_What the task asks:_
Copy each line below without leaving any out.
┌─ Recorded data
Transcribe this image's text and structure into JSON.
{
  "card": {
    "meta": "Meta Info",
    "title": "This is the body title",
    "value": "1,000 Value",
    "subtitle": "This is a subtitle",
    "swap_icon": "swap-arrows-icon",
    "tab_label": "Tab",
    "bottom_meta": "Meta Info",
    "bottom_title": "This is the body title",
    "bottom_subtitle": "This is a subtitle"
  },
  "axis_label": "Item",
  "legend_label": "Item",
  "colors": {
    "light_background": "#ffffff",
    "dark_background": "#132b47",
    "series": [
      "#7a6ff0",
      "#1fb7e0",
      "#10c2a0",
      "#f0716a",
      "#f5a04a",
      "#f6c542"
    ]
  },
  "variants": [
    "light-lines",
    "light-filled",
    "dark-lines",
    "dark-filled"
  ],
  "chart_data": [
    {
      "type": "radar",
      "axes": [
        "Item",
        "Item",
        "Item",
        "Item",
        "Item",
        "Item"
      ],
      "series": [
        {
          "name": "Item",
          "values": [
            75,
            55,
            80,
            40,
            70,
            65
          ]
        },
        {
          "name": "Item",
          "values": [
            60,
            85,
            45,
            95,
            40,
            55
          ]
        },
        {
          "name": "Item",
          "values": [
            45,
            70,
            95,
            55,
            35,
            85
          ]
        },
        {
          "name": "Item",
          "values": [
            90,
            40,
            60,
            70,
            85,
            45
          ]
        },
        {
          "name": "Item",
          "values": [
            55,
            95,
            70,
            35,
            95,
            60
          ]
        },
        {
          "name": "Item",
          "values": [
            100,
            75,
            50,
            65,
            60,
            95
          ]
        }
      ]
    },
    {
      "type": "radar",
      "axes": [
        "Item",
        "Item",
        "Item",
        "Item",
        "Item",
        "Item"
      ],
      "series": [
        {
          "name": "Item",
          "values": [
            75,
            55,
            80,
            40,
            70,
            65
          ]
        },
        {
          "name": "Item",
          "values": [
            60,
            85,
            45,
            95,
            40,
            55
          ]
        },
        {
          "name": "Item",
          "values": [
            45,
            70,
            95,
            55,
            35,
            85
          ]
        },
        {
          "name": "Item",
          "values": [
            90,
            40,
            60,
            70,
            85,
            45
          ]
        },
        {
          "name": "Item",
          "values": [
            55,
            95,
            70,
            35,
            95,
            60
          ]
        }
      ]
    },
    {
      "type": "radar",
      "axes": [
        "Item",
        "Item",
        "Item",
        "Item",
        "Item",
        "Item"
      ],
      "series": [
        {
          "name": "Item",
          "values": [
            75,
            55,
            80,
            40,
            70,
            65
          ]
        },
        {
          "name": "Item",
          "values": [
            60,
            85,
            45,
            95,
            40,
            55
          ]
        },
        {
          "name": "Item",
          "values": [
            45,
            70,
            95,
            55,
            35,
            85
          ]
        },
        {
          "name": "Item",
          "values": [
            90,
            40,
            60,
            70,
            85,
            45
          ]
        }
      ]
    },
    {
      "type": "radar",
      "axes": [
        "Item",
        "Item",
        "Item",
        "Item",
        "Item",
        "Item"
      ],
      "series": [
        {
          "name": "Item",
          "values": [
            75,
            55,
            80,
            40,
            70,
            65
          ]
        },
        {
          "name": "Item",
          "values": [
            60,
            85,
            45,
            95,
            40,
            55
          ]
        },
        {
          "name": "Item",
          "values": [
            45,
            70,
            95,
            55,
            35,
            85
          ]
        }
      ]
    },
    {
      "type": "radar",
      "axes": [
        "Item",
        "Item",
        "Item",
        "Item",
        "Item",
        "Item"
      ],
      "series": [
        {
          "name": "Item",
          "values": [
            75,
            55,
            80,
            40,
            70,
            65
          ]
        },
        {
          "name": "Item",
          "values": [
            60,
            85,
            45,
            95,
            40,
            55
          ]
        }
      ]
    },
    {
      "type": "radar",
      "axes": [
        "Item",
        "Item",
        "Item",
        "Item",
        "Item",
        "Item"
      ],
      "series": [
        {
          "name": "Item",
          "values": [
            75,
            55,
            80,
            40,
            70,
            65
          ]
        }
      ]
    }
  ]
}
└─
_Expected answer:_
Transcribe this image's text and structure into JSON.
{
  "card": {
    "meta": "Meta Info",
    "title": "This is the body title",
    "value": "1,000 Value",
    "subtitle": "This is a subtitle",
    "swap_icon": "swap-arrows-icon",
    "tab_label": "Tab",
    "bottom_meta": "Meta Info",
    "bottom_title": "This is the body title",
    "bottom_subtitle": "This is a subtitle"
  },
  "axis_label": "Item",
  "legend_label": "Item",
  "colors": {
    "light_background": "#ffffff",
    "dark_background": "#132b47",
    "series": [
      "#7a6ff0",
      "#1fb7e0",
      "#10c2a0",
      "#f0716a",
      "#f5a04a",
      "#f6c542"
    ]
  },
  "variants": [
    "light-lines",
    "light-filled",
    "dark-lines",
    "dark-filled"
  ],
  "chart_data": [
    {
      "type": "radar",
      "axes": [
        "Item",
        "Item",
        "Item",
        "Item",
        "Item",
        "Item"
      ],
      "series": [
        {
          "name": "Item",
          "values": [
            75,
            55,
            80,
            40,
            70,
            65
          ]
        },
        {
          "name": "Item",
          "values": [
            60,
            85,
            45,
            95,
            40,
            55
          ]
        },
        {
          "name": "Item",
          "values": [
            45,
            70,
            95,
            55,
            35,
            85
          ]
        },
        {
          "name": "Item",
          "values": [
            90,
            40,
            60,
            70,
            85,
            45
          ]
        },
        {
          "name": "Item",
          "values": [
            55,
            95,
            70,
            35,
            95,
            60
          ]
        },
        {
          "name": "Item",
          "values": [
            100,
            75,
            50,
            65,
            60,
            95
          ]
        }
      ]
    },
    {
      "type": "radar",
      "axes": [
        "Item",
        "Item",
        "Item",
        "Item",
        "Item",
        "Item"
      ],
      "series": [
        {
          "name": "Item",
          "values": [
            75,
            55,
            80,
            40,
            70,
            65
          ]
        },
        {
          "name": "Item",
          "values": [
            60,
            85,
            45,
            95,
            40,
            55
          ]
        },
        {
          "name": "Item",
          "values": [
            45,
            70,
            95,
            55,
            35,
            85
          ]
        },
        {
          "name": "Item",
          "values": [
            90,
            40,
            60,
            70,
            85,
            45
          ]
        },
        {
          "name": "Item",
          "values": [
            55,
            95,
            70,
            35,
            95,
            60
          ]
        }
      ]
    },
    {
      "type": "radar",
      "axes": [
        "Item",
        "Item",
        "Item",
        "Item",
        "Item",
        "Item"
      ],
      "series": [
        {
          "name": "Item",
          "values": [
            75,
            55,
            80,
            40,
            70,
            65
          ]
        },
        {
          "name": "Item",
          "values": [
            60,
            85,
            45,
            95,
            40,
            55
          ]
        },
        {
          "name": "Item",
          "values": [
            45,
            70,
            95,
            55,
            35,
            85
          ]
        },
        {
          "name": "Item",
          "values": [
            90,
            40,
            60,
            70,
            85,
            45
          ]
        }
      ]
    },
    {
      "type": "radar",
      "axes": [
        "Item",
        "Item",
        "Item",
        "Item",
        "Item",
        "Item"
      ],
      "series": [
        {
          "name": "Item",
          "values": [
            75,
            55,
            80,
            40,
            70,
            65
          ]
        },
        {
          "name": "Item",
          "values": [
            60,
            85,
            45,
            95,
            40,
            55
          ]
        },
        {
          "name": "Item",
          "values": [
            45,
            70,
            95,
            55,
            35,
            85
          ]
        }
      ]
    },
    {
      "type": "radar",
      "axes": [
        "Item",
        "Item",
        "Item",
        "Item",
        "Item",
        "Item"
      ],
      "series": [
        {
          "name": "Item",
          "values": [
            75,
            55,
            80,
            40,
            70,
            65
          ]
        },
        {
          "name": "Item",
          "values": [
            60,
            85,
            45,
            95,
            40,
            55
          ]
        }
      ]
    },
    {
      "type": "radar",
      "axes": [
        "Item",
        "Item",
        "Item",
        "Item",
        "Item",
        "Item"
      ],
      "series": [
        {
          "name": "Item",
          "values": [
            75,
            55,
            80,
            40,
            70,
            65
          ]
        }
      ]
    }
  ]
}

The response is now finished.